— Task objective —
Repeat each line of the data below exactly, but skip the pictures.

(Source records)
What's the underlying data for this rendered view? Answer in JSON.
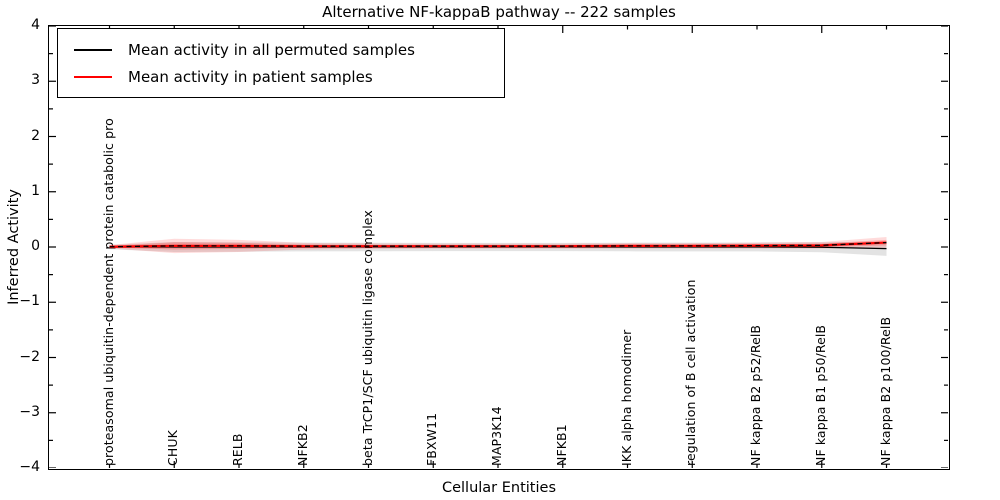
{
  "figure": {
    "title": "Alternative NF-kappaB pathway -- 222 samples",
    "xlabel": "Cellular Entities",
    "ylabel": "Inferred Activity"
  },
  "legend": {
    "items": [
      {
        "label": "Mean activity in all permuted samples",
        "color": "#000000"
      },
      {
        "label": "Mean activity in patient samples",
        "color": "#ff0000"
      }
    ],
    "position": "upper left"
  },
  "chart_data": {
    "type": "line",
    "title": "Alternative NF-kappaB pathway -- 222 samples",
    "xlabel": "Cellular Entities",
    "ylabel": "Inferred Activity",
    "ylim": [
      -4,
      4
    ],
    "ytick_labels": [
      "4",
      "3",
      "2",
      "1",
      "0",
      "−1",
      "−2",
      "−3",
      "−4"
    ],
    "ytick_values": [
      4,
      3,
      2,
      1,
      0,
      -1,
      -2,
      -3,
      -4
    ],
    "grid": false,
    "legend_position": "upper left",
    "categories": [
      "proteasomal ubiquitin-dependent protein catabolic pro",
      "CHUK",
      "RELB",
      "NFKB2",
      "beta TrCP1/SCF ubiquitin ligase complex",
      "FBXW11",
      "MAP3K14",
      "NFKB1",
      "IKK alpha homodimer",
      "regulation of B cell activation",
      "NF kappa B2 p52/RelB",
      "NF kappa B1 p50/RelB",
      "NF kappa B2 p100/RelB"
    ],
    "series": [
      {
        "name": "Mean activity in all permuted samples",
        "line_color": "#000000",
        "line_style": "solid",
        "band_color": "rgba(115,115,115,0.20)",
        "values": [
          0,
          0,
          0,
          0,
          0,
          0,
          0,
          0,
          0,
          0,
          0,
          -0.005,
          -0.03
        ],
        "std": [
          0.04,
          0.09,
          0.085,
          0.08,
          0.078,
          0.075,
          0.075,
          0.075,
          0.078,
          0.08,
          0.08,
          0.09,
          0.13
        ]
      },
      {
        "name": "Mean activity in patient samples",
        "line_color": "#ff0000",
        "line_style": "solid, overlaid by black dashed line",
        "band_color": "rgba(255,0,0,0.14)",
        "inner_band_color": "rgba(255,0,0,0.22)",
        "values": [
          0.005,
          0.02,
          0.02,
          0.015,
          0.015,
          0.015,
          0.015,
          0.015,
          0.02,
          0.02,
          0.025,
          0.03,
          0.08
        ],
        "std": [
          0.03,
          0.13,
          0.11,
          0.06,
          0.05,
          0.045,
          0.045,
          0.045,
          0.05,
          0.05,
          0.055,
          0.06,
          0.1
        ]
      }
    ]
  }
}
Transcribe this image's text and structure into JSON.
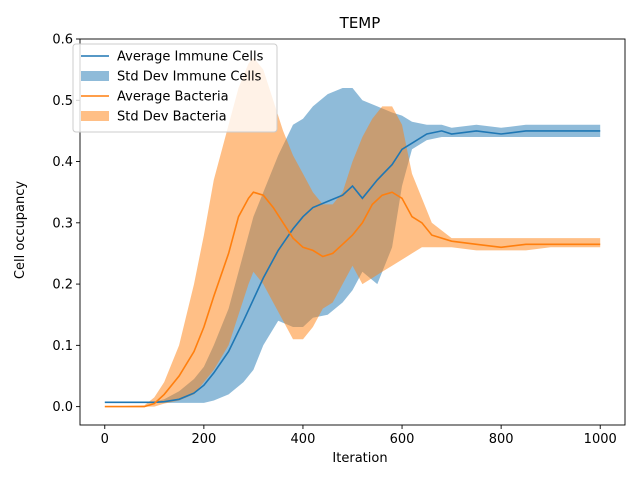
{
  "chart_data": {
    "type": "line",
    "title": "TEMP",
    "xlabel": "Iteration",
    "ylabel": "Cell occupancy",
    "xlim": [
      -50,
      1050
    ],
    "ylim": [
      -0.03,
      0.6
    ],
    "xticks": [
      0,
      200,
      400,
      600,
      800,
      1000
    ],
    "xtick_labels": [
      "0",
      "200",
      "400",
      "600",
      "800",
      "1000"
    ],
    "yticks": [
      0.0,
      0.1,
      0.2,
      0.3,
      0.4,
      0.5,
      0.6
    ],
    "ytick_labels": [
      "0.0",
      "0.1",
      "0.2",
      "0.3",
      "0.4",
      "0.5",
      "0.6"
    ],
    "grid": false,
    "legend_position": "top-left",
    "legend": [
      "Average Immune Cells",
      "Std Dev Immune Cells",
      "Average Bacteria",
      "Std Dev Bacteria"
    ],
    "series": [
      {
        "name": "Average Immune Cells",
        "color": "#1f77b4",
        "x": [
          0,
          100,
          120,
          150,
          180,
          200,
          220,
          250,
          280,
          300,
          320,
          350,
          380,
          400,
          420,
          450,
          480,
          500,
          520,
          550,
          580,
          600,
          620,
          650,
          680,
          700,
          750,
          800,
          850,
          900,
          950,
          1000
        ],
        "mean": [
          0.007,
          0.007,
          0.008,
          0.012,
          0.022,
          0.035,
          0.055,
          0.09,
          0.14,
          0.175,
          0.21,
          0.255,
          0.29,
          0.31,
          0.325,
          0.335,
          0.345,
          0.36,
          0.34,
          0.37,
          0.395,
          0.42,
          0.43,
          0.445,
          0.45,
          0.445,
          0.45,
          0.445,
          0.45,
          0.45,
          0.45,
          0.45
        ],
        "lower": [
          0.007,
          0.006,
          0.006,
          0.006,
          0.006,
          0.006,
          0.01,
          0.02,
          0.04,
          0.06,
          0.1,
          0.14,
          0.13,
          0.13,
          0.145,
          0.15,
          0.17,
          0.19,
          0.22,
          0.2,
          0.26,
          0.36,
          0.42,
          0.435,
          0.44,
          0.44,
          0.44,
          0.44,
          0.44,
          0.44,
          0.44,
          0.44
        ],
        "upper": [
          0.007,
          0.008,
          0.012,
          0.025,
          0.045,
          0.065,
          0.1,
          0.16,
          0.25,
          0.31,
          0.35,
          0.41,
          0.46,
          0.47,
          0.49,
          0.51,
          0.52,
          0.52,
          0.5,
          0.49,
          0.48,
          0.475,
          0.465,
          0.46,
          0.46,
          0.455,
          0.46,
          0.455,
          0.46,
          0.46,
          0.46,
          0.46
        ]
      },
      {
        "name": "Average Bacteria",
        "color": "#ff7f0e",
        "x": [
          0,
          80,
          100,
          120,
          150,
          180,
          200,
          220,
          250,
          270,
          290,
          300,
          320,
          340,
          360,
          380,
          400,
          420,
          440,
          460,
          480,
          500,
          520,
          540,
          560,
          580,
          600,
          620,
          640,
          660,
          700,
          750,
          800,
          850,
          900,
          950,
          1000
        ],
        "mean": [
          0.0,
          0.0,
          0.005,
          0.02,
          0.05,
          0.09,
          0.13,
          0.18,
          0.25,
          0.31,
          0.34,
          0.35,
          0.345,
          0.325,
          0.3,
          0.275,
          0.26,
          0.255,
          0.245,
          0.25,
          0.265,
          0.28,
          0.3,
          0.33,
          0.345,
          0.35,
          0.34,
          0.31,
          0.3,
          0.28,
          0.27,
          0.265,
          0.26,
          0.265,
          0.265,
          0.265,
          0.265
        ],
        "lower": [
          0.0,
          0.0,
          0.0,
          0.005,
          0.01,
          0.02,
          0.04,
          0.06,
          0.1,
          0.15,
          0.2,
          0.22,
          0.2,
          0.17,
          0.14,
          0.11,
          0.11,
          0.13,
          0.16,
          0.17,
          0.2,
          0.23,
          0.2,
          0.21,
          0.22,
          0.23,
          0.24,
          0.25,
          0.26,
          0.26,
          0.26,
          0.255,
          0.255,
          0.255,
          0.26,
          0.26,
          0.26
        ],
        "upper": [
          0.0,
          0.002,
          0.015,
          0.04,
          0.1,
          0.2,
          0.28,
          0.37,
          0.46,
          0.52,
          0.56,
          0.57,
          0.55,
          0.5,
          0.45,
          0.41,
          0.38,
          0.35,
          0.33,
          0.33,
          0.35,
          0.4,
          0.44,
          0.47,
          0.49,
          0.49,
          0.46,
          0.38,
          0.34,
          0.3,
          0.275,
          0.275,
          0.275,
          0.275,
          0.275,
          0.275,
          0.275
        ]
      }
    ]
  }
}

— Answer for this exercise —
What's the underlying data for this rendered view? Answer in JSON.
{
  "figure": {
    "title": "Alternative NF-kappaB pathway -- 222 samples",
    "xlabel": "Cellular Entities",
    "ylabel": "Inferred Activity"
  },
  "legend": {
    "items": [
      {
        "label": "Mean activity in all permuted samples",
        "color": "#000000"
      },
      {
        "label": "Mean activity in patient samples",
        "color": "#ff0000"
      }
    ],
    "position": "upper left"
  },
  "chart_data": {
    "type": "line",
    "title": "Alternative NF-kappaB pathway -- 222 samples",
    "xlabel": "Cellular Entities",
    "ylabel": "Inferred Activity",
    "ylim": [
      -4,
      4
    ],
    "ytick_labels": [
      "4",
      "3",
      "2",
      "1",
      "0",
      "−1",
      "−2",
      "−3",
      "−4"
    ],
    "ytick_values": [
      4,
      3,
      2,
      1,
      0,
      -1,
      -2,
      -3,
      -4
    ],
    "grid": false,
    "legend_position": "upper left",
    "categories": [
      "proteasomal ubiquitin-dependent protein catabolic pro",
      "CHUK",
      "RELB",
      "NFKB2",
      "beta TrCP1/SCF ubiquitin ligase complex",
      "FBXW11",
      "MAP3K14",
      "NFKB1",
      "IKK alpha homodimer",
      "regulation of B cell activation",
      "NF kappa B2 p52/RelB",
      "NF kappa B1 p50/RelB",
      "NF kappa B2 p100/RelB"
    ],
    "series": [
      {
        "name": "Mean activity in all permuted samples",
        "line_color": "#000000",
        "line_style": "solid",
        "band_color": "rgba(115,115,115,0.20)",
        "values": [
          0,
          0,
          0,
          0,
          0,
          0,
          0,
          0,
          0,
          0,
          0,
          -0.005,
          -0.03
        ],
        "std": [
          0.04,
          0.09,
          0.085,
          0.08,
          0.078,
          0.075,
          0.075,
          0.075,
          0.078,
          0.08,
          0.08,
          0.09,
          0.13
        ]
      },
      {
        "name": "Mean activity in patient samples",
        "line_color": "#ff0000",
        "line_style": "solid, overlaid by black dashed line",
        "band_color": "rgba(255,0,0,0.14)",
        "inner_band_color": "rgba(255,0,0,0.22)",
        "values": [
          0.005,
          0.02,
          0.02,
          0.015,
          0.015,
          0.015,
          0.015,
          0.015,
          0.02,
          0.02,
          0.025,
          0.03,
          0.08
        ],
        "std": [
          0.03,
          0.13,
          0.11,
          0.06,
          0.05,
          0.045,
          0.045,
          0.045,
          0.05,
          0.05,
          0.055,
          0.06,
          0.1
        ]
      }
    ]
  }
}
Transcribe this image's text and structure into JSON.
{
  "chart_data": {
    "type": "line",
    "title": "TEMP",
    "xlabel": "Iteration",
    "ylabel": "Cell occupancy",
    "xlim": [
      -50,
      1050
    ],
    "ylim": [
      -0.03,
      0.6
    ],
    "xticks": [
      0,
      200,
      400,
      600,
      800,
      1000
    ],
    "xtick_labels": [
      "0",
      "200",
      "400",
      "600",
      "800",
      "1000"
    ],
    "yticks": [
      0.0,
      0.1,
      0.2,
      0.3,
      0.4,
      0.5,
      0.6
    ],
    "ytick_labels": [
      "0.0",
      "0.1",
      "0.2",
      "0.3",
      "0.4",
      "0.5",
      "0.6"
    ],
    "grid": false,
    "legend_position": "top-left",
    "legend": [
      "Average Immune Cells",
      "Std Dev Immune Cells",
      "Average Bacteria",
      "Std Dev Bacteria"
    ],
    "series": [
      {
        "name": "Average Immune Cells",
        "color": "#1f77b4",
        "x": [
          0,
          100,
          120,
          150,
          180,
          200,
          220,
          250,
          280,
          300,
          320,
          350,
          380,
          400,
          420,
          450,
          480,
          500,
          520,
          550,
          580,
          600,
          620,
          650,
          680,
          700,
          750,
          800,
          850,
          900,
          950,
          1000
        ],
        "mean": [
          0.007,
          0.007,
          0.008,
          0.012,
          0.022,
          0.035,
          0.055,
          0.09,
          0.14,
          0.175,
          0.21,
          0.255,
          0.29,
          0.31,
          0.325,
          0.335,
          0.345,
          0.36,
          0.34,
          0.37,
          0.395,
          0.42,
          0.43,
          0.445,
          0.45,
          0.445,
          0.45,
          0.445,
          0.45,
          0.45,
          0.45,
          0.45
        ],
        "lower": [
          0.007,
          0.006,
          0.006,
          0.006,
          0.006,
          0.006,
          0.01,
          0.02,
          0.04,
          0.06,
          0.1,
          0.14,
          0.13,
          0.13,
          0.145,
          0.15,
          0.17,
          0.19,
          0.22,
          0.2,
          0.26,
          0.36,
          0.42,
          0.435,
          0.44,
          0.44,
          0.44,
          0.44,
          0.44,
          0.44,
          0.44,
          0.44
        ],
        "upper": [
          0.007,
          0.008,
          0.012,
          0.025,
          0.045,
          0.065,
          0.1,
          0.16,
          0.25,
          0.31,
          0.35,
          0.41,
          0.46,
          0.47,
          0.49,
          0.51,
          0.52,
          0.52,
          0.5,
          0.49,
          0.48,
          0.475,
          0.465,
          0.46,
          0.46,
          0.455,
          0.46,
          0.455,
          0.46,
          0.46,
          0.46,
          0.46
        ]
      },
      {
        "name": "Average Bacteria",
        "color": "#ff7f0e",
        "x": [
          0,
          80,
          100,
          120,
          150,
          180,
          200,
          220,
          250,
          270,
          290,
          300,
          320,
          340,
          360,
          380,
          400,
          420,
          440,
          460,
          480,
          500,
          520,
          540,
          560,
          580,
          600,
          620,
          640,
          660,
          700,
          750,
          800,
          850,
          900,
          950,
          1000
        ],
        "mean": [
          0.0,
          0.0,
          0.005,
          0.02,
          0.05,
          0.09,
          0.13,
          0.18,
          0.25,
          0.31,
          0.34,
          0.35,
          0.345,
          0.325,
          0.3,
          0.275,
          0.26,
          0.255,
          0.245,
          0.25,
          0.265,
          0.28,
          0.3,
          0.33,
          0.345,
          0.35,
          0.34,
          0.31,
          0.3,
          0.28,
          0.27,
          0.265,
          0.26,
          0.265,
          0.265,
          0.265,
          0.265
        ],
        "lower": [
          0.0,
          0.0,
          0.0,
          0.005,
          0.01,
          0.02,
          0.04,
          0.06,
          0.1,
          0.15,
          0.2,
          0.22,
          0.2,
          0.17,
          0.14,
          0.11,
          0.11,
          0.13,
          0.16,
          0.17,
          0.2,
          0.23,
          0.2,
          0.21,
          0.22,
          0.23,
          0.24,
          0.25,
          0.26,
          0.26,
          0.26,
          0.255,
          0.255,
          0.255,
          0.26,
          0.26,
          0.26
        ],
        "upper": [
          0.0,
          0.002,
          0.015,
          0.04,
          0.1,
          0.2,
          0.28,
          0.37,
          0.46,
          0.52,
          0.56,
          0.57,
          0.55,
          0.5,
          0.45,
          0.41,
          0.38,
          0.35,
          0.33,
          0.33,
          0.35,
          0.4,
          0.44,
          0.47,
          0.49,
          0.49,
          0.46,
          0.38,
          0.34,
          0.3,
          0.275,
          0.275,
          0.275,
          0.275,
          0.275,
          0.275,
          0.275
        ]
      }
    ]
  }
}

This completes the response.